**INSTRUCTIONS TO FOLLOW**: Copy the part of the material that opens with the line containing "svg-text:Ø12,7: Ø12,7: [245, 224, 261, 254]" and closes with the line containing "What elements are", both included, reproducing each line without change.

## Start

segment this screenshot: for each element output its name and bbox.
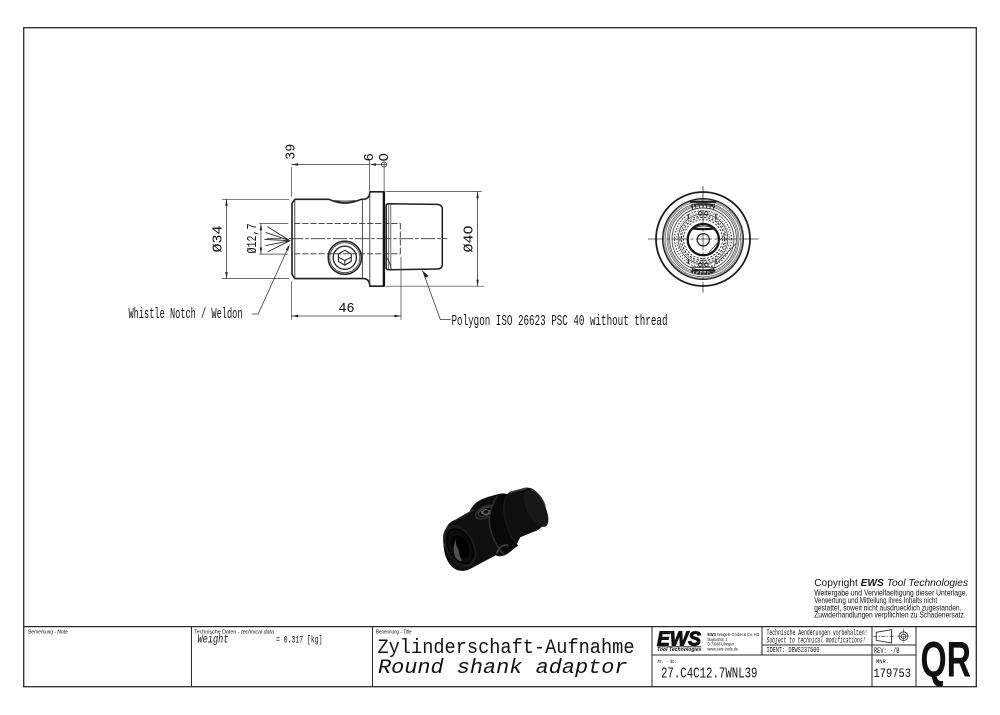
svg-text:Ø12,7: Ø12,7: [245, 224, 261, 254]
svg-text:Round shank adaptor: Round shank adaptor: [378, 657, 628, 680]
svg-text:O: O: [377, 153, 393, 161]
svg-text:IDENT: DEWS237500: IDENT: DEWS237500: [767, 647, 820, 655]
svg-text:QR: QR: [921, 630, 972, 687]
svg-text:Copyright EWS Tool Technologie: Copyright EWS Tool Technologies: [814, 578, 968, 589]
svg-text:46: 46: [339, 301, 355, 317]
svg-text:Nr. - No.: Nr. - No.: [658, 658, 677, 665]
svg-text:= 0.317 [kg]: = 0.317 [kg]: [276, 635, 323, 647]
svg-text:Zuwiderhandlungen verpflichten: Zuwiderhandlungen verpflichten zu Schade…: [814, 611, 965, 620]
svg-text:www.ews-tools.de: www.ews-tools.de: [708, 646, 739, 652]
svg-text:Whistle Notch / Weldon: Whistle Notch / Weldon: [129, 307, 243, 323]
svg-text:179753: 179753: [874, 667, 912, 681]
svg-text:Ø34: Ø34: [211, 226, 227, 253]
svg-text:Subject to technical modificat: Subject to technical modifications!: [767, 637, 866, 646]
svg-text:39: 39: [284, 144, 300, 160]
svg-text:Benennung - Title: Benennung - Title: [376, 629, 412, 635]
svg-text:6: 6: [362, 153, 378, 161]
svg-text:MNR.: MNR.: [876, 658, 889, 665]
svg-text:Tool Technologies: Tool Technologies: [657, 647, 702, 653]
svg-text:Ø4O: Ø4O: [462, 226, 478, 253]
svg-text:Weight: Weight: [198, 634, 229, 647]
svg-text:Bemerkung - Note: Bemerkung - Note: [28, 629, 68, 635]
svg-text:Polygon ISO 26623 PSC 40 witho: Polygon ISO 26623 PSC 40 without thread: [452, 314, 668, 330]
svg-text:REV: -/B: REV: -/B: [874, 646, 900, 656]
svg-text:27.C4C12.7WNL39: 27.C4C12.7WNL39: [661, 665, 758, 682]
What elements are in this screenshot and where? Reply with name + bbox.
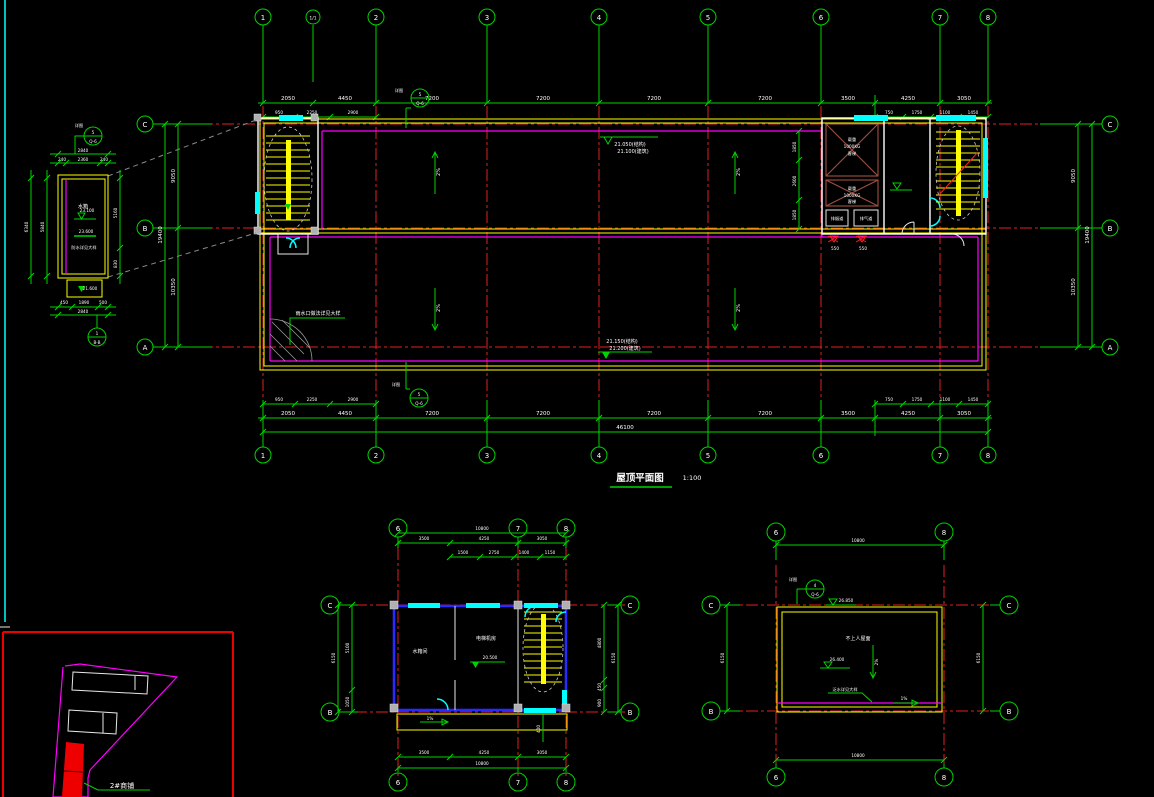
slope-label: 2% — [436, 168, 442, 176]
dim-text: 950 — [275, 110, 283, 115]
grid-bubble-label: C — [709, 602, 714, 610]
key-plan-frame — [3, 632, 233, 797]
dim-text: 830 — [113, 260, 118, 268]
door-swing — [286, 238, 300, 248]
grid-bubble-label: A — [143, 344, 148, 352]
grid-bubbles-bottom: 1 2 3 4 5 6 7 8 — [255, 447, 996, 463]
parapet-outline — [260, 119, 986, 370]
plan-scale: 1:100 — [683, 474, 702, 482]
elevator-x-1 — [826, 124, 878, 176]
elevation-text: 21.150(结构) — [606, 338, 637, 345]
column — [514, 601, 522, 609]
lobby-elevation-marker — [890, 183, 912, 190]
door-swing — [952, 234, 964, 246]
column — [311, 227, 318, 234]
dim-text: 750 — [885, 110, 893, 115]
column — [390, 601, 398, 609]
dim-text: 1850 — [792, 209, 797, 220]
grid-bubble-label: 5 — [706, 452, 710, 460]
grid-axis-vertical-lines — [263, 85, 988, 445]
plan-title: 屋顶平面图 — [616, 473, 664, 484]
dim-text: 9050 — [171, 169, 177, 183]
door-swings — [437, 606, 566, 710]
dim-text: 3050 — [957, 96, 971, 102]
callout-sheet: Q-6 — [811, 592, 819, 597]
elevator-label: 载重 — [848, 136, 856, 143]
dim-text: 2050 — [281, 96, 295, 102]
dim-text: 240 — [100, 157, 108, 162]
callout-sheet: B-B — [93, 340, 100, 345]
callout-label: 详图 — [395, 87, 403, 94]
dim-text: 4250 — [479, 750, 490, 755]
window — [255, 192, 260, 214]
parapet-mid-line — [260, 229, 986, 233]
dim-ticks — [335, 530, 621, 771]
dim-total-text: 46100 — [616, 425, 634, 431]
callout-leader — [797, 589, 806, 604]
dim-text: 1450 — [968, 397, 979, 402]
dim-text: 950 — [275, 397, 283, 402]
dim-text: 2840 — [78, 148, 89, 153]
grid-bubble-label: 3 — [485, 452, 489, 460]
grid-bubble-stems-top — [263, 25, 988, 103]
grid-bubble-label: 5 — [706, 14, 710, 22]
dim-text: 4250 — [901, 96, 915, 102]
dim-text: 1850 — [792, 141, 797, 152]
dim-text: 9050 — [1071, 169, 1077, 183]
grid-bubble-label: 8 — [986, 14, 990, 22]
grid-bubble-label: A — [1108, 344, 1113, 352]
dim-text: 400 — [536, 725, 541, 733]
elevation-text: 21.050(结构) — [614, 141, 645, 148]
window — [279, 115, 303, 121]
elevation-marker — [820, 662, 850, 668]
grid-bubble-label: B — [328, 709, 333, 717]
grid-bubble-label: 7 — [516, 525, 520, 533]
grid-bubble-label: C — [628, 602, 633, 610]
grid-axes — [725, 605, 1000, 711]
callout-number: 5 — [92, 130, 95, 135]
elevator-label: 载重 — [848, 185, 856, 192]
key-plan-label: 2#商铺 — [110, 781, 134, 790]
callout-sheet: Q-6 — [416, 101, 424, 106]
dim-text: 5160 — [113, 207, 118, 218]
column — [311, 114, 318, 121]
dim-text: 7200 — [425, 96, 439, 102]
tank-detail-plan: 21.600 水箱 23.100 23.600 防水详见大样 2840 240 … — [24, 120, 256, 346]
machine-room-plan: 6 7 8 6 7 8 C B C B 10800 3500 4250 3050… — [321, 519, 639, 791]
callout-number: 5 — [419, 92, 422, 97]
slope-label: 2% — [436, 304, 442, 312]
bubble-stems — [720, 541, 1000, 768]
roof-label: 不上人屋面 — [845, 635, 870, 642]
dim-text: 3500 — [841, 411, 855, 417]
awning-slope-arrow — [420, 719, 448, 725]
elevation-text: 23.600 — [79, 229, 94, 234]
current-building-highlight — [62, 742, 84, 797]
slope-label: 1% — [901, 696, 908, 701]
dim-text: 1750 — [912, 110, 923, 115]
dim-text: 1750 — [912, 397, 923, 402]
callout-sheet: Q-6 — [415, 401, 423, 406]
dim-text: 1150 — [545, 550, 556, 555]
window — [466, 603, 500, 608]
dim-text: 4450 — [338, 411, 352, 417]
dim-text: 3050 — [537, 750, 548, 755]
dim-text: 3500 — [419, 750, 430, 755]
dim-text: 2900 — [348, 110, 359, 115]
dim-text: 3500 — [419, 536, 430, 541]
room-label: 电梯机房 — [476, 635, 496, 642]
dim-text: 1400 — [519, 550, 530, 555]
dim-text: 4250 — [479, 536, 490, 541]
dim-text: 1100 — [940, 397, 951, 402]
dim-text: 3500 — [841, 96, 855, 102]
tank-walls-inner — [62, 179, 105, 274]
dim-text: 1100 — [940, 110, 951, 115]
grid-bubble-label: 6 — [396, 779, 401, 787]
grid-bubble-label: 8 — [564, 779, 568, 787]
grid-bubble-label: B — [1108, 225, 1113, 233]
dim-text: 500 — [99, 300, 107, 305]
grid-bubble-label: 8 — [942, 529, 946, 537]
flue-label: 排烟道 — [831, 215, 844, 222]
elevation-text: 21.200(建筑) — [609, 345, 640, 352]
grid-axes — [776, 565, 944, 768]
column — [562, 601, 570, 609]
drain-dim: 550 — [859, 246, 867, 251]
dim-text: 900 — [597, 699, 602, 707]
elevation-text: 26.850 — [839, 598, 854, 603]
bubble-stems — [339, 537, 621, 772]
elevation-text: 21.100(建筑) — [617, 148, 648, 155]
grid-bubble-label: B — [628, 709, 633, 717]
dim-text: 2900 — [348, 397, 359, 402]
dim-text: 2250 — [307, 397, 318, 402]
roof-detail-plan: 6 8 6 8 C B C B 10800 10800 6150 6150 4 … — [702, 523, 1018, 786]
elevation-marker — [74, 213, 96, 219]
grid-bubbles-top: 1 1/1 2 3 4 5 6 7 8 — [255, 9, 996, 25]
callout-number: 5 — [418, 392, 421, 397]
grid-bubble-label: C — [143, 121, 148, 129]
dim-text: 750 — [885, 397, 893, 402]
dim-text: 6150 — [720, 652, 725, 663]
elevator-label: 1000KG — [844, 144, 861, 149]
grid-bubble-label: 1 — [261, 14, 265, 22]
dim-ticks — [724, 542, 986, 763]
elevator-label: 1000KG — [844, 193, 861, 198]
drawing-sheet: 1 1/1 2 3 4 5 6 7 8 1 2 3 4 5 6 7 8 C B … — [0, 0, 1154, 797]
dim-text: 6340 — [24, 221, 29, 232]
dim-text: 7200 — [647, 411, 661, 417]
dim-text: 19400 — [1085, 226, 1091, 244]
dim-text: 240 — [58, 157, 66, 162]
dim-text: 3050 — [957, 411, 971, 417]
dim-text: 6150 — [331, 652, 336, 663]
grid-bubble-label: 8 — [942, 774, 946, 782]
callout-number: 1 — [96, 331, 99, 336]
dim-text: 19400 — [158, 226, 164, 244]
dim-lines — [338, 533, 618, 768]
dim-text: 2750 — [489, 550, 500, 555]
building-outline-2 — [68, 710, 117, 734]
core-inner-walls — [884, 118, 930, 234]
flue-label: 排气道 — [860, 215, 873, 222]
detail-dim-lines — [31, 154, 120, 315]
grid-bubble-label: 1/1 — [309, 16, 316, 22]
slope-label: 2% — [874, 659, 879, 666]
dim-text: 450 — [597, 683, 602, 691]
grid-bubble-label: 1 — [261, 452, 265, 460]
grid-bubble-label: 6 — [396, 525, 401, 533]
grid-bubble-label: B — [709, 708, 714, 716]
grid-bubble-label: 7 — [516, 779, 520, 787]
grid-bubble-label: C — [1108, 121, 1113, 129]
grid-bubble-label: 7 — [938, 452, 942, 460]
dim-text: 6150 — [976, 652, 981, 663]
dim-text: 5100 — [345, 642, 350, 653]
callout-label: 详图 — [75, 122, 83, 129]
grid-bubble-label: 4 — [597, 14, 602, 22]
callout-number: 4 — [814, 583, 817, 588]
elevation-text: 26.400 — [830, 657, 845, 662]
dim-text: 10800 — [851, 538, 865, 543]
elevator-label: 客梯 — [848, 150, 856, 157]
dim-text: 7200 — [647, 96, 661, 102]
grid-bubble-label: B — [143, 225, 148, 233]
window — [936, 115, 976, 121]
dim-text: 7200 — [758, 96, 772, 102]
grid-bubble-label: 6 — [819, 452, 824, 460]
window — [854, 115, 888, 121]
callout-sheet: Q-6 — [89, 139, 97, 144]
key-plan: 2#商铺 — [3, 632, 233, 797]
column — [390, 704, 398, 712]
main-roof-plan: 1 1/1 2 3 4 5 6 7 8 1 2 3 4 5 6 7 8 C B … — [137, 9, 1118, 487]
grid-axes — [398, 548, 566, 778]
dim-text: 4800 — [597, 637, 602, 648]
grid-bubble-label: 4 — [597, 452, 602, 460]
dim-text: 5840 — [40, 221, 45, 232]
grid-bubble-label: 6 — [819, 14, 824, 22]
callout-leader — [406, 108, 411, 128]
dim-text: 1050 — [345, 696, 350, 707]
dim-text: 450 — [60, 300, 68, 305]
slope-label: 2% — [736, 168, 742, 176]
grid-bubble-label: 6 — [774, 529, 779, 537]
grid-bubble-label: 2 — [374, 452, 378, 460]
dim-text: 7200 — [536, 96, 550, 102]
note-text: 泛水详见大样 — [832, 686, 857, 693]
dim-text: 10800 — [475, 761, 489, 766]
grid-bubble-label: C — [1007, 602, 1012, 610]
window — [524, 708, 556, 713]
elevation-text: 23.100 — [80, 208, 95, 213]
drain-dim: 550 — [831, 246, 839, 251]
window — [408, 603, 440, 608]
zoom-leader-lines — [108, 120, 256, 277]
grid-bubble-label: 6 — [774, 774, 779, 782]
elevator-label: 客梯 — [848, 198, 856, 205]
dim-text: 10350 — [1071, 278, 1077, 296]
callout-leader — [85, 315, 97, 328]
dim-text: 10800 — [851, 753, 865, 758]
dim-text: 10350 — [171, 278, 177, 296]
elevation-triangle — [472, 662, 479, 668]
drain-note-leader — [290, 318, 345, 345]
grid-bubble-label: 2 — [374, 14, 378, 22]
dim-text: 1500 — [458, 550, 469, 555]
slope-arrows — [432, 152, 738, 330]
right-core: 载重 1000KG 客梯 载重 1000KG 客梯 排烟道 排气道 550 55… — [792, 115, 988, 251]
elevation-text: 21.600 — [83, 286, 98, 291]
note-leader — [828, 693, 872, 702]
grid-bubble-label: 7 — [938, 14, 942, 22]
grid-bubble-label: 8 — [986, 452, 990, 460]
dim-text: 2600 — [792, 175, 797, 186]
slope-label: 2% — [736, 304, 742, 312]
callout-label: 详图 — [789, 576, 797, 583]
column — [514, 704, 522, 712]
dim-text: 3050 — [537, 536, 548, 541]
grid-bubble-label: 3 — [485, 14, 489, 22]
note-text: 防水详见大样 — [71, 244, 96, 251]
drain-note-text: 雨水口做法详见大样 — [295, 310, 340, 317]
callout-label: 详图 — [392, 381, 400, 388]
dim-text: 7200 — [758, 411, 772, 417]
exterior-walls — [394, 606, 566, 710]
room-label: 水箱间 — [412, 648, 427, 655]
elevation-text: 20.500 — [483, 655, 498, 660]
window — [983, 138, 988, 198]
dim-text: 4250 — [901, 411, 915, 417]
dim-text: 1450 — [968, 110, 979, 115]
dim-text: 2840 — [78, 309, 89, 314]
grid-bubble-label: B — [1007, 708, 1012, 716]
dim-text: 4450 — [338, 96, 352, 102]
dim-text: 7200 — [425, 411, 439, 417]
window — [524, 603, 558, 608]
dim-lines — [727, 545, 983, 760]
elevation-triangle — [602, 352, 610, 359]
grid-bubble-label: C — [328, 602, 333, 610]
slope-label: 1% — [427, 716, 434, 721]
main-annotations: 2% 2% 2% 2% 21.050(结构) 21.100(建筑) 21.150… — [270, 87, 742, 407]
dim-text: 1890 — [79, 300, 90, 305]
column — [562, 704, 570, 712]
dim-text: 6150 — [611, 652, 616, 663]
dim-text: 2050 — [281, 411, 295, 417]
door-swing — [902, 222, 914, 234]
stair-rail — [541, 614, 546, 684]
dim-text: 7200 — [536, 411, 550, 417]
building-outline-1 — [72, 672, 148, 694]
dim-text: 10800 — [475, 526, 489, 531]
parapet-outer — [777, 607, 942, 712]
dim-text: 2360 — [78, 157, 89, 162]
cad-drawing-canvas: 1 1/1 2 3 4 5 6 7 8 1 2 3 4 5 6 7 8 C B … — [0, 0, 1154, 797]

## End

**COMPLETE OUTPUT**:
svg-text:Ø12,7: Ø12,7: [245, 224, 261, 254]
svg-text:Round shank adaptor: Round shank adaptor: [378, 657, 628, 680]
svg-text:O: O: [377, 153, 393, 161]
svg-text:IDENT: DEWS237500: IDENT: DEWS237500: [767, 647, 820, 655]
svg-text:QR: QR: [921, 630, 972, 687]
svg-text:Copyright EWS Tool Technologie: Copyright EWS Tool Technologies: [814, 578, 968, 589]
svg-text:46: 46: [339, 301, 355, 317]
svg-text:Nr. - No.: Nr. - No.: [658, 658, 677, 665]
svg-text:= 0.317 [kg]: = 0.317 [kg]: [276, 635, 323, 647]
svg-text:Zuwiderhandlungen verpflichten: Zuwiderhandlungen verpflichten zu Schade…: [814, 611, 965, 620]
svg-text:www.ews-tools.de: www.ews-tools.de: [708, 646, 739, 652]
svg-text:Whistle Notch / Weldon: Whistle Notch / Weldon: [129, 307, 243, 323]
svg-text:179753: 179753: [874, 667, 912, 681]
svg-text:Ø34: Ø34: [211, 226, 227, 253]
svg-text:Subject to technical modificat: Subject to technical modifications!: [767, 637, 866, 646]
svg-text:39: 39: [284, 144, 300, 160]
svg-text:Benennung - Title: Benennung - Title: [376, 629, 412, 635]
svg-text:6: 6: [362, 153, 378, 161]
svg-text:MNR.: MNR.: [876, 658, 889, 665]
svg-text:Tool Technologies: Tool Technologies: [657, 647, 702, 653]
svg-text:Ø4O: Ø4O: [462, 226, 478, 253]
svg-text:Weight: Weight: [198, 634, 229, 647]
svg-text:Bemerkung - Note: Bemerkung - Note: [28, 629, 68, 635]
svg-text:Polygon ISO 26623 PSC 40 witho: Polygon ISO 26623 PSC 40 without thread: [452, 314, 668, 330]
svg-text:REV: -/B: REV: -/B: [874, 646, 900, 656]
svg-text:27.C4C12.7WNL39: 27.C4C12.7WNL39: [661, 665, 758, 682]
What elements are in this screenshot and where? Reply with name + bbox.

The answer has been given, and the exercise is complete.